The Old Roses of Bonne Maison
Park and garden99 chemin de Fontanières - 69350 La Mulatière
04 78 37 38 37 See more
Many people pass through La Mulatière on their way to the south of Lyon without paying it much attention. They don’t know what they’re missing! It’s well worth a stop to explore the many surprises it has to offer.
Quiet and unassuming, La Mulatière is the smallest of the 59 communes that make up the Lyon metropolitan area. However, what it lacks in size it makes up for in character! Running alongside the Saône, and then the Rhône, La Mulatière lies between Lyon and Oullins, and climbs up the hill of Sainte-Foy-lèsLyon, which it separated from in 1885. From the end of the Middle Ages to the nineteenth century, the banks of the Saône and Rhône were occupied by the properties of Lyon’s wealthiest residents.
Many of them can still be seen from the riverbanks, which are the starting point of this tour of La Mulatière.
In 1732, after falling under the charm of the landscape, none other than Jean-Jacques Rousseau spent a night in a grotto on one of these properties! Another property, known as ‘La Bonne Maison’, offers visitors a chance to discover one of the most beautiful gardens in the metropolitan area.
Down by the river, the memory of the boatmen and bargemen who used to work along the banks has been preserved thanks to the famous ‘joutes lyonnaises’ (a local form of water jousting). This old tradition, which is still very much alive, is an impressive sight to behold. The jousters adopt one of two positions: ‘jambe cassée’ (the oldest, where one leg is bent) and ‘jambe tendue’ (where the jouster practically does the splits).
A little further down the river, you can stop at the Aquarium de Lyon. Opened in 2002, the aquarium conserves aquatic environments and raises public awareness of the fragile beauty of marine ecosystems. It also has a mission to protect and reproduce species which it pursues in conjunction with other aquariums.
Before leaving, if you decide to find the town centre to stop for a break, you’ll spend a long time looking. That’s because La Mulatière doesn’t have one, or not yet at least... While the industrial and demographic growth that came with the arrival of the railway in 1832 led to the town’s separation with SainteFoy, its development has been dispersed around its various neighbourhoods. This curious feature may not last long, however, as there are currently plans to create a town centre. In the meantime, you can take a packed lunch or picnic to one of the many green spaces available, such as the adventure playground on Chemin de la Cadière, where you will find play areas and a climbing wall.

▶ **Data records**:
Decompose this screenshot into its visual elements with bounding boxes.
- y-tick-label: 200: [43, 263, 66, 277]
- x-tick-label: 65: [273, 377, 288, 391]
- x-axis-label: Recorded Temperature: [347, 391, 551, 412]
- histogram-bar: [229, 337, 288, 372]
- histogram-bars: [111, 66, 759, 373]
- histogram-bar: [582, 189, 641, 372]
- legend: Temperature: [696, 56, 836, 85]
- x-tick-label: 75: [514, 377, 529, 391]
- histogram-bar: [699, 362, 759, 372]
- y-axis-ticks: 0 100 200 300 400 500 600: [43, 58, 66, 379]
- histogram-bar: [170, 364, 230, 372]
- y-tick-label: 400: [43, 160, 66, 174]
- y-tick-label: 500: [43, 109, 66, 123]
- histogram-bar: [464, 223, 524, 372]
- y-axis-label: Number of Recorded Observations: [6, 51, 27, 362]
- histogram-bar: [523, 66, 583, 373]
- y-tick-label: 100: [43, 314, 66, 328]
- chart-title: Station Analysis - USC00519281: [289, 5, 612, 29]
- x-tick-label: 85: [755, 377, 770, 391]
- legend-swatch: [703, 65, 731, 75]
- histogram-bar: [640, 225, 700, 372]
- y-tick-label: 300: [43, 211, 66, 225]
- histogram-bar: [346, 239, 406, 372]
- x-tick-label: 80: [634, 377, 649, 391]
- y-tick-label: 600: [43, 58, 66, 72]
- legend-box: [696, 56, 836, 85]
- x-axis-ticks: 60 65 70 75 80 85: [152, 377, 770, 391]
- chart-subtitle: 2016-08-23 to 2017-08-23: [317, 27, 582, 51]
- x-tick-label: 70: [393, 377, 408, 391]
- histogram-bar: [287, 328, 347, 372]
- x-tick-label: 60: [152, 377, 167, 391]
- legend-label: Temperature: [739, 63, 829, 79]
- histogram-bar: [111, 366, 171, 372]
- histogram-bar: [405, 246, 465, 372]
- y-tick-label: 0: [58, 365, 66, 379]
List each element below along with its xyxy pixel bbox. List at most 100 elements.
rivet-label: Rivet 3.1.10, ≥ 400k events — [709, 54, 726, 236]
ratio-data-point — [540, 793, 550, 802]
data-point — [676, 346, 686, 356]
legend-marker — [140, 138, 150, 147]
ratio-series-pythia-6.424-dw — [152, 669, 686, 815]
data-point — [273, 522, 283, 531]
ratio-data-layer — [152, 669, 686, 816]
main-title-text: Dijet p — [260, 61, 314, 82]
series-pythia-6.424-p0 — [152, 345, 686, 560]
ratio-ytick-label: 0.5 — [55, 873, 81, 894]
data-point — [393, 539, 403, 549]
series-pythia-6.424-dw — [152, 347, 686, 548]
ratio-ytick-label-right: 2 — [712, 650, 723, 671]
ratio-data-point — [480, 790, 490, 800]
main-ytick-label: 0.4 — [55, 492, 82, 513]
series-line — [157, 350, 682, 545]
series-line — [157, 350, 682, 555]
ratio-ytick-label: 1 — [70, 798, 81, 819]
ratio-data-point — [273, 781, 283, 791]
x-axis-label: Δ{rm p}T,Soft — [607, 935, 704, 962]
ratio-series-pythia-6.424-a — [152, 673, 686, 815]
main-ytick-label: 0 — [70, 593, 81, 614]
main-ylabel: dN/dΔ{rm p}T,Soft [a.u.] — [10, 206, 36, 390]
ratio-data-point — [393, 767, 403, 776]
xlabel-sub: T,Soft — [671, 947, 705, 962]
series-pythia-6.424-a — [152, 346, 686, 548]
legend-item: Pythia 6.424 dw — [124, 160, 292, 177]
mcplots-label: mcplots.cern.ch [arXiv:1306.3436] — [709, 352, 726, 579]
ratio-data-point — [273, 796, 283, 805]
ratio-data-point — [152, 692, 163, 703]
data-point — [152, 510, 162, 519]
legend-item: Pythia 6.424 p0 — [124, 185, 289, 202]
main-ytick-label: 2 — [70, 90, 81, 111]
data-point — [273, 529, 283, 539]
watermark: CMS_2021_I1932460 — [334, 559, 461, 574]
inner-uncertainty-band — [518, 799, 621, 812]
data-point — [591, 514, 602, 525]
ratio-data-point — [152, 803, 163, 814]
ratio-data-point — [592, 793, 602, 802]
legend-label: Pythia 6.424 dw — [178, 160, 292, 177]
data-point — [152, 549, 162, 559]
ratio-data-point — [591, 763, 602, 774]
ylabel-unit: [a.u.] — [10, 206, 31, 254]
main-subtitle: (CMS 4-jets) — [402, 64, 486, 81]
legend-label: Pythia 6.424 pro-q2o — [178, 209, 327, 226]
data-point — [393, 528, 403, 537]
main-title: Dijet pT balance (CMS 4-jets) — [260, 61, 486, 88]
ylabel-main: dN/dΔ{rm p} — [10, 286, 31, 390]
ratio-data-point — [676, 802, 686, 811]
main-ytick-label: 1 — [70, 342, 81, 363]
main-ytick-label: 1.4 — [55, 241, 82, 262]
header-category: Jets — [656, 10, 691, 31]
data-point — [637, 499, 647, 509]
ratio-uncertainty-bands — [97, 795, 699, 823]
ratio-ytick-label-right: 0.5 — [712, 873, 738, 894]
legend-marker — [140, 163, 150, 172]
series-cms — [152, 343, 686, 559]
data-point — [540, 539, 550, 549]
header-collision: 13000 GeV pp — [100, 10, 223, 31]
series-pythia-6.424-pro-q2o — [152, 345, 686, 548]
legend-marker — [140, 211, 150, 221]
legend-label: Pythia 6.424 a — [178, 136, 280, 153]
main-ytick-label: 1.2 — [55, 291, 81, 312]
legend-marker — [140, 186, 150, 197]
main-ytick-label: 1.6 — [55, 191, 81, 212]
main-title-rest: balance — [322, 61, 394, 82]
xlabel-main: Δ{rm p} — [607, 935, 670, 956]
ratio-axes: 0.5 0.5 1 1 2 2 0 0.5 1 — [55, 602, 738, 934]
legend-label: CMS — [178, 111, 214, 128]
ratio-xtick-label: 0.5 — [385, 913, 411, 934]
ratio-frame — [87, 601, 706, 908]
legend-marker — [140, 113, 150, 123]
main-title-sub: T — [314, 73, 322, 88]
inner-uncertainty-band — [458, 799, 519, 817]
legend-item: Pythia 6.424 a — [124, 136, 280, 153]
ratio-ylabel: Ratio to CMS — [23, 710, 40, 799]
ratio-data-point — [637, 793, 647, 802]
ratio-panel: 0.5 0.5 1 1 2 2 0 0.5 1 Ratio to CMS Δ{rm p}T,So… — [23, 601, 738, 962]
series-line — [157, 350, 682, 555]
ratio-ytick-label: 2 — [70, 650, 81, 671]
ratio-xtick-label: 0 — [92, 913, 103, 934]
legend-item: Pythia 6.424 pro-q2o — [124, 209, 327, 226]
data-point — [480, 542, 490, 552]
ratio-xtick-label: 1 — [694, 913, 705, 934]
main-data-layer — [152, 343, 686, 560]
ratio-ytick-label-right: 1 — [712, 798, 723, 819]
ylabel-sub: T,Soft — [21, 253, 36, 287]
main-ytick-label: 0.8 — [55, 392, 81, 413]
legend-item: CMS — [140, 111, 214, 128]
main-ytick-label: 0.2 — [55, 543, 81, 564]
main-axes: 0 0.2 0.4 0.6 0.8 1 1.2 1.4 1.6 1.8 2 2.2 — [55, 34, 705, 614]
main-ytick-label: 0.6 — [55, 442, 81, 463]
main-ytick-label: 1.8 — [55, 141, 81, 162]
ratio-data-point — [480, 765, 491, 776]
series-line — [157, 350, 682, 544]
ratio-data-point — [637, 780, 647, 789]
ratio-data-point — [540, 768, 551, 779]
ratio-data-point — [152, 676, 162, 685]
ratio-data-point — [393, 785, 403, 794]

▶ **Check your understanding**:
1 – From the text on La Mulatière, extract the passage from "Many of them" to "does the splits).", copying it word for word.
2 – According to the text on La Mulatière, in what year did the Aquarium de Lyon open?
The listing is separate material and has no connection to the text on La Mulatière.

▶ **Solutions in order**:
1 –
Many of them can still be seen from the riverbanks, which are the starting point of this tour of La Mulatière.
In 1732, after falling under the charm of the landscape, none other than Jean-Jacques Rousseau spent a night in a grotto on one of these properties! Another property, known as ‘La Bonne Maison’, offers visitors a chance to discover one of the most beautiful gardens in the metropolitan area.
Down by the river, the memory of the boatmen and bargemen who used to work along the banks has been preserved thanks to the famous ‘joutes lyonnaises’ (a local form of water jousting). This old tradition, which is still very much alive, is an impressive sight to behold. The jousters adopt one of two positions: ‘jambe cassée’ (the oldest, where one leg is bent) and ‘jambe tendue’ (where the jouster practically does the splits).

2 – 2002